Identify the lines containing the word "value". Copy each one.

======== Given entries

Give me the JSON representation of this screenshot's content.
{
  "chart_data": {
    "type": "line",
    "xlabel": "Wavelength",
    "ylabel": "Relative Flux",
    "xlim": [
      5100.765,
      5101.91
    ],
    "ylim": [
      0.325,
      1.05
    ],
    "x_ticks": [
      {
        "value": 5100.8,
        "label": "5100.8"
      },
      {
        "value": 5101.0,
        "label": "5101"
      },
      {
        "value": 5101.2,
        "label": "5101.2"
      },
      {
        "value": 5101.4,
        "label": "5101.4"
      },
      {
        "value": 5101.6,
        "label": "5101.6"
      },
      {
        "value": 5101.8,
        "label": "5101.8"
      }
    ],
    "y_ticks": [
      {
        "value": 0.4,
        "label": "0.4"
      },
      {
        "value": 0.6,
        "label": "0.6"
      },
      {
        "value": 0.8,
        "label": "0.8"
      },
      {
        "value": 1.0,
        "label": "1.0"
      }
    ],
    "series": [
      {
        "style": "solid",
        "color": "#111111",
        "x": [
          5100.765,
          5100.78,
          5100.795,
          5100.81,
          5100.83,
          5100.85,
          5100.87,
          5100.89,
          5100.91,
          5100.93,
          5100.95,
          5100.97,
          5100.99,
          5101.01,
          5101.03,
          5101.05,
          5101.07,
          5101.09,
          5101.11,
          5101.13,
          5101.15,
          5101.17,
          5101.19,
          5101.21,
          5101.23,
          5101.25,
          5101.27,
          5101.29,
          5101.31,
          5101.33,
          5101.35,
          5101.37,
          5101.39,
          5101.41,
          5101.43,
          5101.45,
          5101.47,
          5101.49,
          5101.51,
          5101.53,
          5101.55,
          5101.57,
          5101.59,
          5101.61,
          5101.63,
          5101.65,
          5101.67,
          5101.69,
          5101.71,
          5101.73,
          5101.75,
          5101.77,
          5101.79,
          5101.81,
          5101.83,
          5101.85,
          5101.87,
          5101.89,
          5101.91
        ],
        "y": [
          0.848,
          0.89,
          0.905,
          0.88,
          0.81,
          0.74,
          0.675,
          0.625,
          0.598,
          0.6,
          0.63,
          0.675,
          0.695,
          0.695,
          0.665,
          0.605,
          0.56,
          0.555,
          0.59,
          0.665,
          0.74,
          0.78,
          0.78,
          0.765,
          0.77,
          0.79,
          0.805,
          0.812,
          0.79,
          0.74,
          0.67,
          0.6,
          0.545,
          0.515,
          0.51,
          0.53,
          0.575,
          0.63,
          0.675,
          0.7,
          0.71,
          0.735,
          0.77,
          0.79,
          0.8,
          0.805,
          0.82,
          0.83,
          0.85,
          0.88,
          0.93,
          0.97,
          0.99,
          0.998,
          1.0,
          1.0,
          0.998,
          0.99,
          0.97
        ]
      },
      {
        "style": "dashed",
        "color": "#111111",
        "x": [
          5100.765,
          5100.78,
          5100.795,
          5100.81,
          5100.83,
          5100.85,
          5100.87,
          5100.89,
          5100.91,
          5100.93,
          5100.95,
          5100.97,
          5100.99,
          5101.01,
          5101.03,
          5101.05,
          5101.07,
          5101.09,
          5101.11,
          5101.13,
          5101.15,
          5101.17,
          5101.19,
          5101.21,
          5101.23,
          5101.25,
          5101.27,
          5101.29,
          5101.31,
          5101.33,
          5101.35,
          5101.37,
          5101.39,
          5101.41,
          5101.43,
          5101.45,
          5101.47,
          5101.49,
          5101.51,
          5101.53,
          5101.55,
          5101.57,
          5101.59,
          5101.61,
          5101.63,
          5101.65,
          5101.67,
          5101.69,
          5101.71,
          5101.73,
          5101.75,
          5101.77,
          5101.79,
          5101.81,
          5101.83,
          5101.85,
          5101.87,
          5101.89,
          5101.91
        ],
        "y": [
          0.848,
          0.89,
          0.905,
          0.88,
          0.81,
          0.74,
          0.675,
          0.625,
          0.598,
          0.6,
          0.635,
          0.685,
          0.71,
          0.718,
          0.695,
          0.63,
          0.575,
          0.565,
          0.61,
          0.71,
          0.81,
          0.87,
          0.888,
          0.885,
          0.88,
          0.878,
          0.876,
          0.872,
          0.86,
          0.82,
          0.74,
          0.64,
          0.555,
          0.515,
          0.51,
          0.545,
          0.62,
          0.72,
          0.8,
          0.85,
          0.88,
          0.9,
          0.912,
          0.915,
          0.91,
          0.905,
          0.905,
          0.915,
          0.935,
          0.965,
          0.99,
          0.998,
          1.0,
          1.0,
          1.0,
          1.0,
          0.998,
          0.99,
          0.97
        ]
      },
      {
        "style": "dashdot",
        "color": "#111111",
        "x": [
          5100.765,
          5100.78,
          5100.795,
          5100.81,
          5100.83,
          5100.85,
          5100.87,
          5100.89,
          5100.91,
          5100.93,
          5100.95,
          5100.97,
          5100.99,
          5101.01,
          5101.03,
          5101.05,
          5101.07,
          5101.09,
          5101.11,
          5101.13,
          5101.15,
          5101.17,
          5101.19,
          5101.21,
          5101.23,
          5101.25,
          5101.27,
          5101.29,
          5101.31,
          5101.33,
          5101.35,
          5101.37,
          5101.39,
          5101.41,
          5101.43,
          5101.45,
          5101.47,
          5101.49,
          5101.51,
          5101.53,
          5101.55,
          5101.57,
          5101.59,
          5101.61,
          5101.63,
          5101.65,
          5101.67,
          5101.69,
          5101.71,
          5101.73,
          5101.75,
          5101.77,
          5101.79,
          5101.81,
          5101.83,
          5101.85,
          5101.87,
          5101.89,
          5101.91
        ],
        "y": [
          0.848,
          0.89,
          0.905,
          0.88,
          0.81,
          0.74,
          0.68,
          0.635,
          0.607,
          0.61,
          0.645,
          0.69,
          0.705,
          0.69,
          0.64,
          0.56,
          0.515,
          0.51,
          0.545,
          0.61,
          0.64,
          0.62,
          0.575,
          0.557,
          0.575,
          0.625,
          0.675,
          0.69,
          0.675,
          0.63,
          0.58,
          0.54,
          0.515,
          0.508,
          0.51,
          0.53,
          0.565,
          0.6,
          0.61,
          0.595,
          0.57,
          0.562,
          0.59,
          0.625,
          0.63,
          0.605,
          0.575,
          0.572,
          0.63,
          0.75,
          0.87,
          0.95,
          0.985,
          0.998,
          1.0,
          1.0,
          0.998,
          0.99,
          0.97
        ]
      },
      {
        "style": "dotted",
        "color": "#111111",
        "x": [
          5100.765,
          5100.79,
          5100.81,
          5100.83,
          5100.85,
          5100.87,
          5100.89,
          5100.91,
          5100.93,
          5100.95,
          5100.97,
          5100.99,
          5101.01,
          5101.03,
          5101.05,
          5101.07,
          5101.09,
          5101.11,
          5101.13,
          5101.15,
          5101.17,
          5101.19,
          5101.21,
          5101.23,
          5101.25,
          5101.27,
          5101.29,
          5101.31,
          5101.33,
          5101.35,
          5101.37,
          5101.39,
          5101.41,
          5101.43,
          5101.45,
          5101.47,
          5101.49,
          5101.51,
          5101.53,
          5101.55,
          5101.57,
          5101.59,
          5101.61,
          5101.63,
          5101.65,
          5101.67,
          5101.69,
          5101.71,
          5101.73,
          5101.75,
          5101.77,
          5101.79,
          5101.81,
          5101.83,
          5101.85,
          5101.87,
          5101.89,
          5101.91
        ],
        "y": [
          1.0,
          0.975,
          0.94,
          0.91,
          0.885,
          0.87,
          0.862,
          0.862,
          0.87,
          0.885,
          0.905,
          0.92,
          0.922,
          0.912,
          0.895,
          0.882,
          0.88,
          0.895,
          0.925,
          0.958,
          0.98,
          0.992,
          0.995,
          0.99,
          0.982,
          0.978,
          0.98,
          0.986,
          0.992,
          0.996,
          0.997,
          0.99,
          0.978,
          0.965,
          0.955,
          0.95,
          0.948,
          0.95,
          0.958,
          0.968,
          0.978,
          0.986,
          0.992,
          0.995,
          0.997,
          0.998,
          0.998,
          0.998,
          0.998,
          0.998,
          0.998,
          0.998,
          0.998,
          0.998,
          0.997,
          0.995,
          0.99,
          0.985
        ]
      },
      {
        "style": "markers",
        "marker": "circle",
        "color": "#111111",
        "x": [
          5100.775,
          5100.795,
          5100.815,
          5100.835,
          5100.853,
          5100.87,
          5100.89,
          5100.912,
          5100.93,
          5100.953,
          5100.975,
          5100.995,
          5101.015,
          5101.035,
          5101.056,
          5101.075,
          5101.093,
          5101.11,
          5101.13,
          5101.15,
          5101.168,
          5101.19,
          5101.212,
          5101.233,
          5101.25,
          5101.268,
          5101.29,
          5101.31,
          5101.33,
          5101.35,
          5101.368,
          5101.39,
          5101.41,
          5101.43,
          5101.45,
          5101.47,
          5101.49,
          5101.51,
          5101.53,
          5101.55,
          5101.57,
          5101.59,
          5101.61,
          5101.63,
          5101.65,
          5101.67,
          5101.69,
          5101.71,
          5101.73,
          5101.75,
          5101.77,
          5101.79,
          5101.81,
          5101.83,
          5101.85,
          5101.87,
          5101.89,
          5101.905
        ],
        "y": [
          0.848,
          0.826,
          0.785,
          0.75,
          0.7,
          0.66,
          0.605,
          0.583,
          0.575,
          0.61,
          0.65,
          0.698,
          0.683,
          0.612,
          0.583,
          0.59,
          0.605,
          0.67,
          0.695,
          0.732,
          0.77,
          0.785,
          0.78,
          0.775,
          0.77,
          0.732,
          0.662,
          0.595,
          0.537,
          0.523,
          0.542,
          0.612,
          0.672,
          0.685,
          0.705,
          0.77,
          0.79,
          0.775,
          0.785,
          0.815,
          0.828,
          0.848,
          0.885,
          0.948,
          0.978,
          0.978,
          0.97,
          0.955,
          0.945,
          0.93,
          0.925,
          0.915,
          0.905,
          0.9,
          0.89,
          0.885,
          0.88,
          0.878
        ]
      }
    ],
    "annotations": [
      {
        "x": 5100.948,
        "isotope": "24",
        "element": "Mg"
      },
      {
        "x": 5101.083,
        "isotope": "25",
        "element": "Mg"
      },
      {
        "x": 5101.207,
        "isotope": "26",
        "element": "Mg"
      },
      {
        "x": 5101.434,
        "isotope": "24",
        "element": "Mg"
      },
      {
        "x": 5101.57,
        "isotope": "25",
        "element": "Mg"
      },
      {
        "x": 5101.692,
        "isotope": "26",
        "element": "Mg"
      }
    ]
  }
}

================

**Solution to this task:**
        "value": 5100.8,
        "value": 5101.0,
        "value": 5101.2,
        "value": 5101.4,
        "value": 5101.6,
        "value": 5101.8,
        "value": 0.4,
        "value": 0.6,
        "value": 0.8,
        "value": 1.0,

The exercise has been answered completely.